Copy all lines of the listing that include the string "ylabel".

**Record excerpts**
--- start ---

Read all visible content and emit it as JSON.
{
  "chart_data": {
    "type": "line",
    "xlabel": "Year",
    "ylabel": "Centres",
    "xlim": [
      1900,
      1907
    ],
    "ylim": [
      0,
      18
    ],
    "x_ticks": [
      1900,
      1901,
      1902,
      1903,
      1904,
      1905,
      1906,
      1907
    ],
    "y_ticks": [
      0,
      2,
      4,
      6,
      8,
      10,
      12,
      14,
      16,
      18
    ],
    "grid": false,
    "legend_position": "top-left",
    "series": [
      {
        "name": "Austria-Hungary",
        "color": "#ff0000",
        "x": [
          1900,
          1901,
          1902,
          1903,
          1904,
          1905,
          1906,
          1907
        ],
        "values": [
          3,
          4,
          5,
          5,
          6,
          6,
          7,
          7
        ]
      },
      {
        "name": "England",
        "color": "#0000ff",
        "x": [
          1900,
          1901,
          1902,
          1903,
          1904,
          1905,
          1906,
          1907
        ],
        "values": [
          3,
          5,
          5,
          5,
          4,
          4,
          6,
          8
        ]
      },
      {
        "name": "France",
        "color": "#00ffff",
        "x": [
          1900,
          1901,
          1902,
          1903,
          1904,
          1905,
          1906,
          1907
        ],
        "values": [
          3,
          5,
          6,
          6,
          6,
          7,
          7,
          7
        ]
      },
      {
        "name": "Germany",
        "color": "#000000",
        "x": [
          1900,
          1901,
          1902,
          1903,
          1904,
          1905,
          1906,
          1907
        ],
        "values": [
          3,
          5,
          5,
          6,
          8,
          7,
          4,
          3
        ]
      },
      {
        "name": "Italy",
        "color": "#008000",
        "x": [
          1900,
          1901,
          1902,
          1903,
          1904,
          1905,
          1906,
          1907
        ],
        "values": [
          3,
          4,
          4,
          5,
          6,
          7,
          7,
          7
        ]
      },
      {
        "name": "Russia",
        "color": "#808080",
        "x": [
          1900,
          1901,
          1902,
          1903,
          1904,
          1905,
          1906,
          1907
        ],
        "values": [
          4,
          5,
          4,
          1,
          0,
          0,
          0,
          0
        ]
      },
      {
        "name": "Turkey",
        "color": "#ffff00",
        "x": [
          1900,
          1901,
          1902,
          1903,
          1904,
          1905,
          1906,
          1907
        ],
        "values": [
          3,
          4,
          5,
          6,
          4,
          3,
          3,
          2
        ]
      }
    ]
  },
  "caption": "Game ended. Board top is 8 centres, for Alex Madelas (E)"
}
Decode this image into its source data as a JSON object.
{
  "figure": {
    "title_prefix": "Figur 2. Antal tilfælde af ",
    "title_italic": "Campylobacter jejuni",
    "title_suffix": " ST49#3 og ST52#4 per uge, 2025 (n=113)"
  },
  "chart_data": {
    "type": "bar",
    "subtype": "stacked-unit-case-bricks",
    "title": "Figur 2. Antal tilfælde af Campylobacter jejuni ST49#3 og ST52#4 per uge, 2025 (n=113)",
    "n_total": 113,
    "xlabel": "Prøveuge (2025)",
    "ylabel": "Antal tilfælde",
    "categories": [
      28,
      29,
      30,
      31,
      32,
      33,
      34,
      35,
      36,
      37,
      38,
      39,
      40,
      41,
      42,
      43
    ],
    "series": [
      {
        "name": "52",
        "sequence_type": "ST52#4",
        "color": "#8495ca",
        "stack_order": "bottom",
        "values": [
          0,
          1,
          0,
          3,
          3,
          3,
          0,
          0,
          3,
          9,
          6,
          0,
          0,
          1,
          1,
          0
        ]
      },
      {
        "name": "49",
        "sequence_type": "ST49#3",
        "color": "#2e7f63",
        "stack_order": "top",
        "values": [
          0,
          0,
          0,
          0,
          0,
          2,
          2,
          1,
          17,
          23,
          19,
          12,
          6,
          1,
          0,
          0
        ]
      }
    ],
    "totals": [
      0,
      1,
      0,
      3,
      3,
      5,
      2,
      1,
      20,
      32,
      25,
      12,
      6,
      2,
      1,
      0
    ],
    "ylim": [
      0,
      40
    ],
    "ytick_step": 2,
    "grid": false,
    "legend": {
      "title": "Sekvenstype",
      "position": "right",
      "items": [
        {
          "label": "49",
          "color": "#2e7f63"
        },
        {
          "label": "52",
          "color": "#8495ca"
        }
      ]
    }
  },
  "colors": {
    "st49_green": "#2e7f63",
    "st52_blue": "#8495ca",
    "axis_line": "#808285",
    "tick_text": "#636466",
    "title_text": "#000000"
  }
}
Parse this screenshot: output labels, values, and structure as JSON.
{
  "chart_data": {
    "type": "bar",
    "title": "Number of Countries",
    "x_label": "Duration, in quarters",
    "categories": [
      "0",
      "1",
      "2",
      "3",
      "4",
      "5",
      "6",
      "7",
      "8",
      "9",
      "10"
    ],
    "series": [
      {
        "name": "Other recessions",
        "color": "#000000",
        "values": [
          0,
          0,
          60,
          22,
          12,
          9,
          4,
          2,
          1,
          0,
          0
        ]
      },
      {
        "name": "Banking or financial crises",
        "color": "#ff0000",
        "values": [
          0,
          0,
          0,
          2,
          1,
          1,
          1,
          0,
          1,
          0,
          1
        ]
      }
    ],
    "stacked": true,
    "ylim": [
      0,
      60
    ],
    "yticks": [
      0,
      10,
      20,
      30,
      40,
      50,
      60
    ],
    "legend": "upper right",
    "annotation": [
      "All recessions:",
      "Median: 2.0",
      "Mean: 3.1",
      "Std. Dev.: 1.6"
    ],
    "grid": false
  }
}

--- end ---

**Finished task**
    "ylabel": "Centres",
    "ylabel": "Antal tilfælde",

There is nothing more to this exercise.